What is needed - Copy the lines holding the word "Double", all of them.

· · · · · · ·

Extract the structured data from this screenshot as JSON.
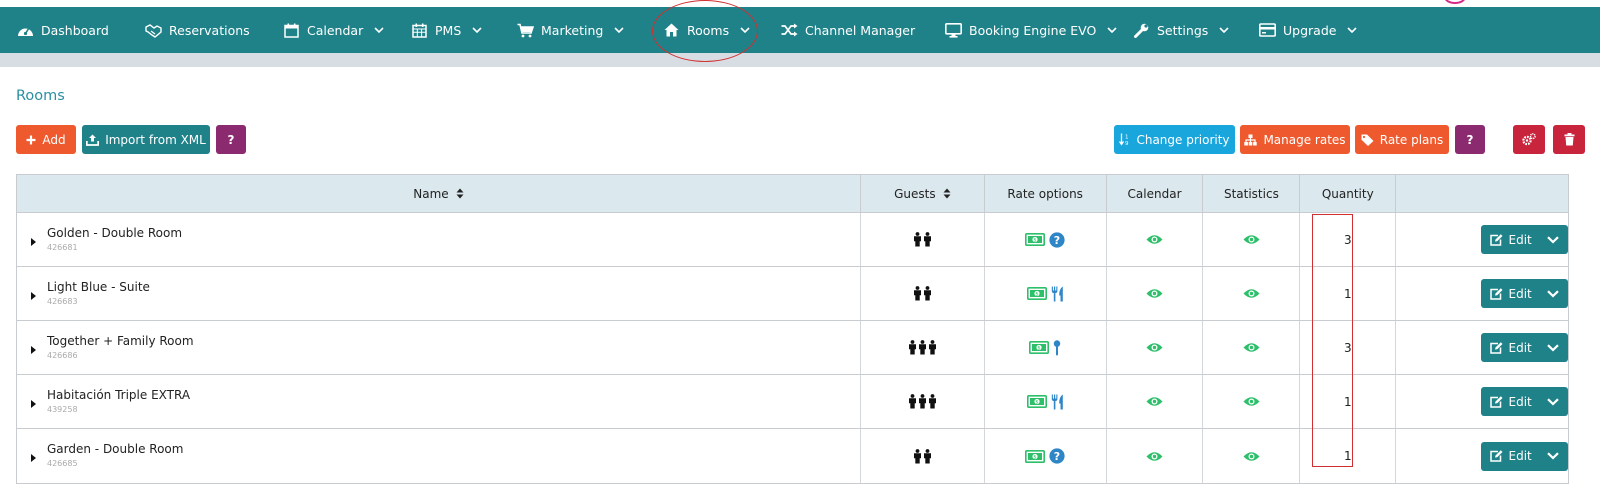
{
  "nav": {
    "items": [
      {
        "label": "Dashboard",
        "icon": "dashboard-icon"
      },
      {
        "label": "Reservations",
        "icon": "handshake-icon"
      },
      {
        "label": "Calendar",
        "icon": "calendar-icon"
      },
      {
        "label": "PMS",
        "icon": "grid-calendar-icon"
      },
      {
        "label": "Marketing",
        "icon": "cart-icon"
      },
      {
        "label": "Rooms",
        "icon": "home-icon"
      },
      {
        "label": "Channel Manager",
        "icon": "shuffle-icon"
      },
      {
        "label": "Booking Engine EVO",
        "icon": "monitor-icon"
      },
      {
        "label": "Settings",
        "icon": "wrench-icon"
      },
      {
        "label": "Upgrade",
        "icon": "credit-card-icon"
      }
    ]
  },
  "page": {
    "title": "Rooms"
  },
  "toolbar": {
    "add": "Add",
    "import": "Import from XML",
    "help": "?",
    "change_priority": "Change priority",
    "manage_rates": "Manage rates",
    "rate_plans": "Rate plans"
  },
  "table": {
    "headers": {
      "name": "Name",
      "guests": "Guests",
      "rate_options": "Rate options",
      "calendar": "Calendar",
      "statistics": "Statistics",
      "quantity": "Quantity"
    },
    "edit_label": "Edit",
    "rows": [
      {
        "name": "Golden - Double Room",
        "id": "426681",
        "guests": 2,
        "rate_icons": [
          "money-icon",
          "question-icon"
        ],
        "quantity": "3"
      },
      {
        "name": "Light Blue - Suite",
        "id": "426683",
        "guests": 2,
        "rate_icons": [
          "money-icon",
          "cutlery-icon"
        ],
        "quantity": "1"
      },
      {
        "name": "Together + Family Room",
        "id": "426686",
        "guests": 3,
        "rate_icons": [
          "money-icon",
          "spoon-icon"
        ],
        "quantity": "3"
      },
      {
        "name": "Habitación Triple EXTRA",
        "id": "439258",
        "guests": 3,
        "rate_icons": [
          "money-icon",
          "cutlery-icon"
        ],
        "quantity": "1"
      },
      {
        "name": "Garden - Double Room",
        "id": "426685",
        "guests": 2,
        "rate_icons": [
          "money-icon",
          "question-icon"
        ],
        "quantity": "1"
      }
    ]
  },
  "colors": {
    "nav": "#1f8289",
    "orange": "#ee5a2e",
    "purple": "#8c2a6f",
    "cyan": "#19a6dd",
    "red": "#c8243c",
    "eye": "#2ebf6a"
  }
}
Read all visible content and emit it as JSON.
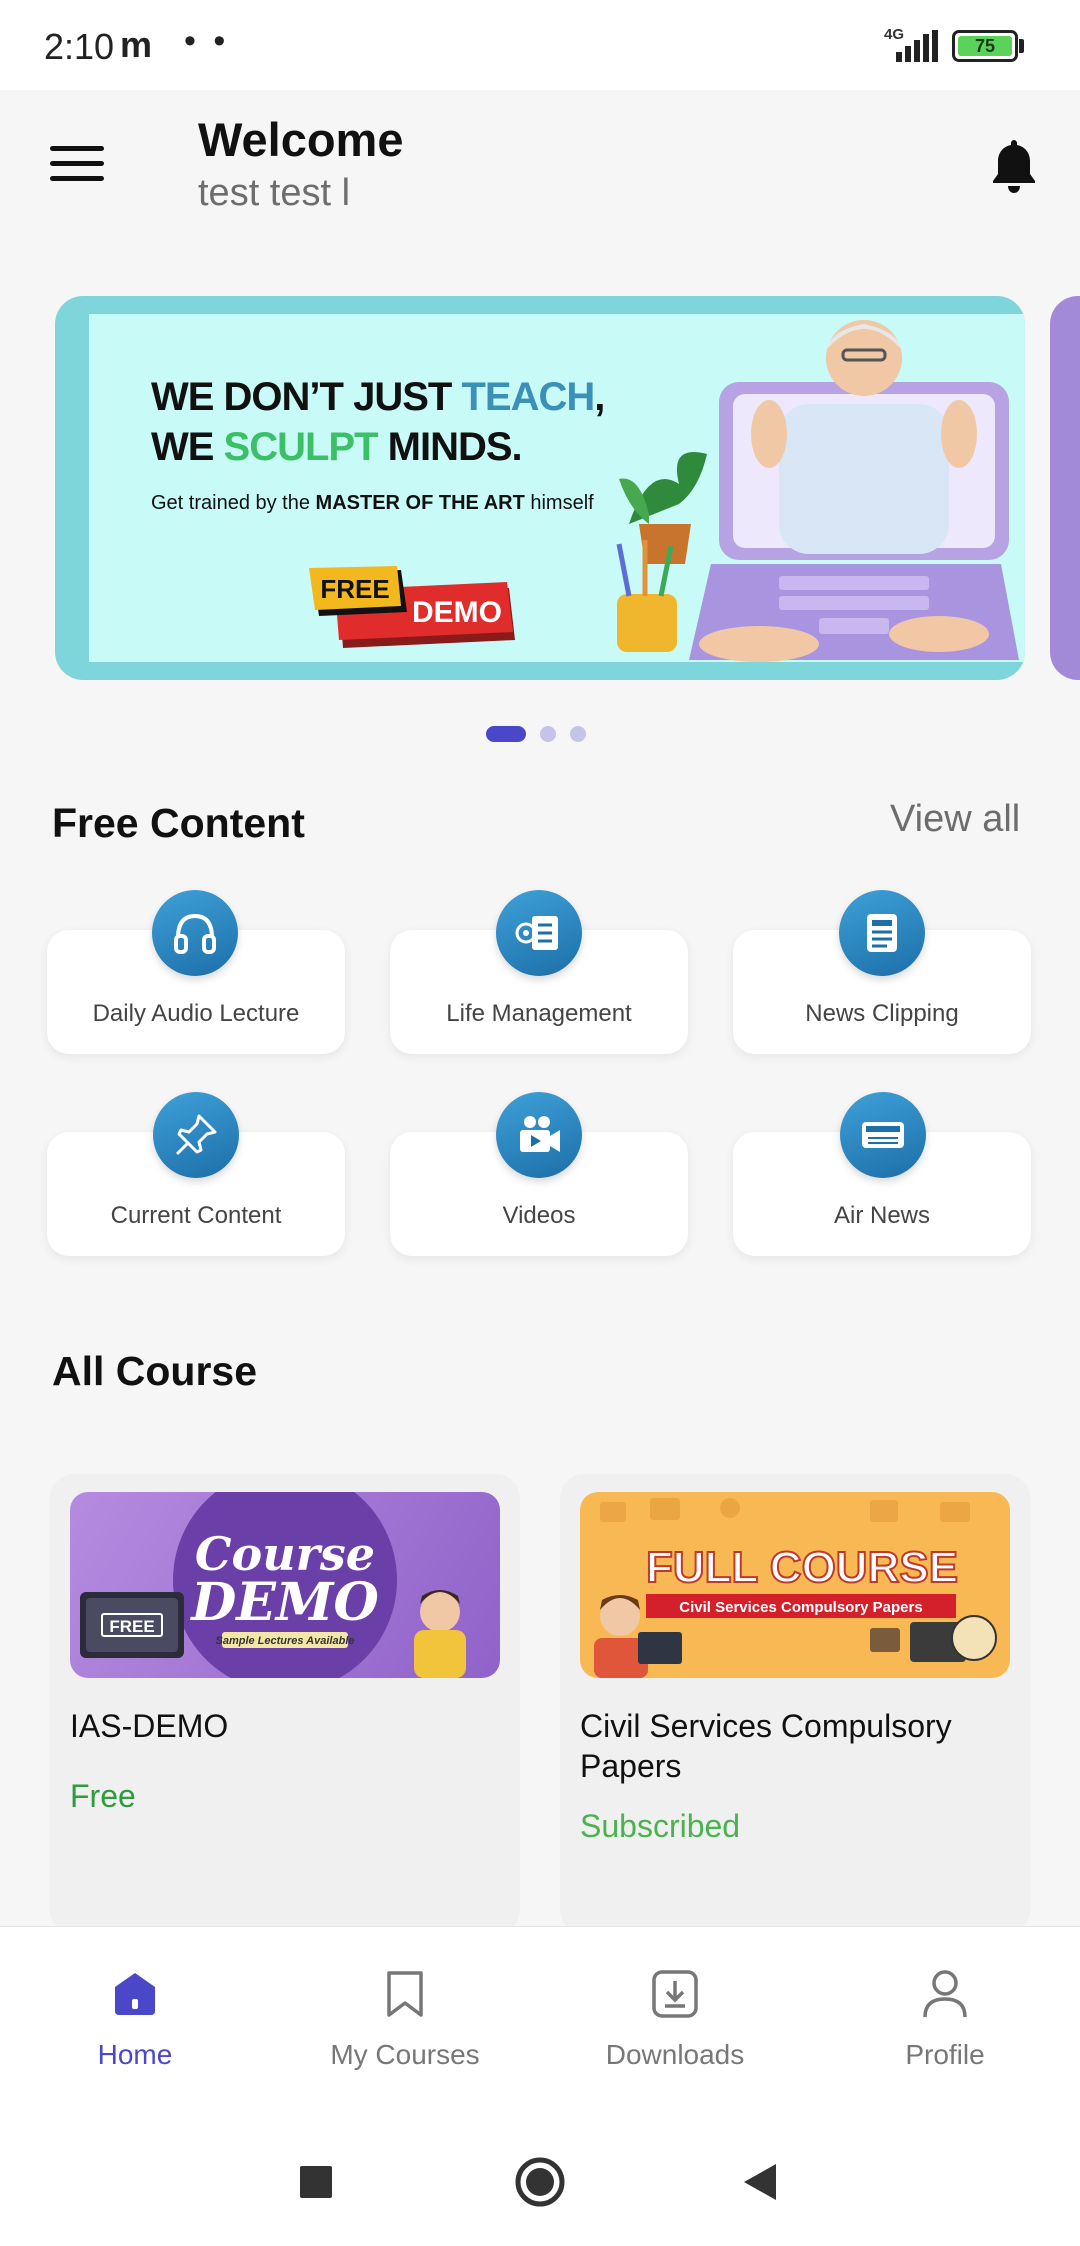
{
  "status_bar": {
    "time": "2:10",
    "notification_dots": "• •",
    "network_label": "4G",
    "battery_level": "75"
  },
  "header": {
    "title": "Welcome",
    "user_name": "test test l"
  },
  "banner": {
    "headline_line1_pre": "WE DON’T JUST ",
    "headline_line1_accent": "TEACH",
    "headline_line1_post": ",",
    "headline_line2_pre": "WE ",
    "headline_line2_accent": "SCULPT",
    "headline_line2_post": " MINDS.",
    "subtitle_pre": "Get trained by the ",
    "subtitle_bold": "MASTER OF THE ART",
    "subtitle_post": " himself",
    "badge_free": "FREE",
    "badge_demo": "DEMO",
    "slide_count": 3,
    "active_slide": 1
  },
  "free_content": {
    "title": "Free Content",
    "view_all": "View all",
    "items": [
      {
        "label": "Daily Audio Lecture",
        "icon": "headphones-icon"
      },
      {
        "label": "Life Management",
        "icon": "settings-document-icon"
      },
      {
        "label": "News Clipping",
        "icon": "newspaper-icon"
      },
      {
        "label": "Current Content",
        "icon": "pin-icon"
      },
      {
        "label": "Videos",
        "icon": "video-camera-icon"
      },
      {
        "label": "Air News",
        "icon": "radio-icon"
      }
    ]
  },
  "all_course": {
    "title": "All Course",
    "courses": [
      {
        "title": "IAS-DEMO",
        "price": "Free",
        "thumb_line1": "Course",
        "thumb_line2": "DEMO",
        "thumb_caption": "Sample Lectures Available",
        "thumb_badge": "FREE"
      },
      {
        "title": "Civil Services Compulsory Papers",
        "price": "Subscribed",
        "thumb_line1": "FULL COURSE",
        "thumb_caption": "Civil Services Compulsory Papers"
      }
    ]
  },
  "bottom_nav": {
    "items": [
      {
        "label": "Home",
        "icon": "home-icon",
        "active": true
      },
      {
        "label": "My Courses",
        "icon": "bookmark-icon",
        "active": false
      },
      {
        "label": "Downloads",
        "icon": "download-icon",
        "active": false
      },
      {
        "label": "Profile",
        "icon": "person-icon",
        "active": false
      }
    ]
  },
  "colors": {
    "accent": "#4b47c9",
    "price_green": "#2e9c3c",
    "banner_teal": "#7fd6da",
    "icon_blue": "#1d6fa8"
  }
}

· · · · · · ·

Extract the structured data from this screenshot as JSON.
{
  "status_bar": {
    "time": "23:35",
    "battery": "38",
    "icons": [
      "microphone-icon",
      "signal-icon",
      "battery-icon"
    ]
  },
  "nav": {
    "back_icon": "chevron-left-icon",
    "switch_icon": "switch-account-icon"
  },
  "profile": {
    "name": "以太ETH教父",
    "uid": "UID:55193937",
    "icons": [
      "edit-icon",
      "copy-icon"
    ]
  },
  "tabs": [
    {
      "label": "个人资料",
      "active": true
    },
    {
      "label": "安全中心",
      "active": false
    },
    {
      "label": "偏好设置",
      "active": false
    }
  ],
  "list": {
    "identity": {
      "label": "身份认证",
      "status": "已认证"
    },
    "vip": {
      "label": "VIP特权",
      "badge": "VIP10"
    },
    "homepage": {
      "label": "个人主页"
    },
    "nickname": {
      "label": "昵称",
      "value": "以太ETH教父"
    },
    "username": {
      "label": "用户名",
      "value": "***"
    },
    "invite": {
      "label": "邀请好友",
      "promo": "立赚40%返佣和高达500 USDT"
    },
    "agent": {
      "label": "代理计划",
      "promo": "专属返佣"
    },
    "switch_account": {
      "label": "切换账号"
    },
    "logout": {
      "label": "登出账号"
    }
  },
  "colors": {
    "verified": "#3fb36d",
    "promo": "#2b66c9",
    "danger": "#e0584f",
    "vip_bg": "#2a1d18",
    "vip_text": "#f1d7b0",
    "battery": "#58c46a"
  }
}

· · · · · · ·

Exercise solution -
        "name": "Golden - Double Room",
        "name": "Garden - Double Room",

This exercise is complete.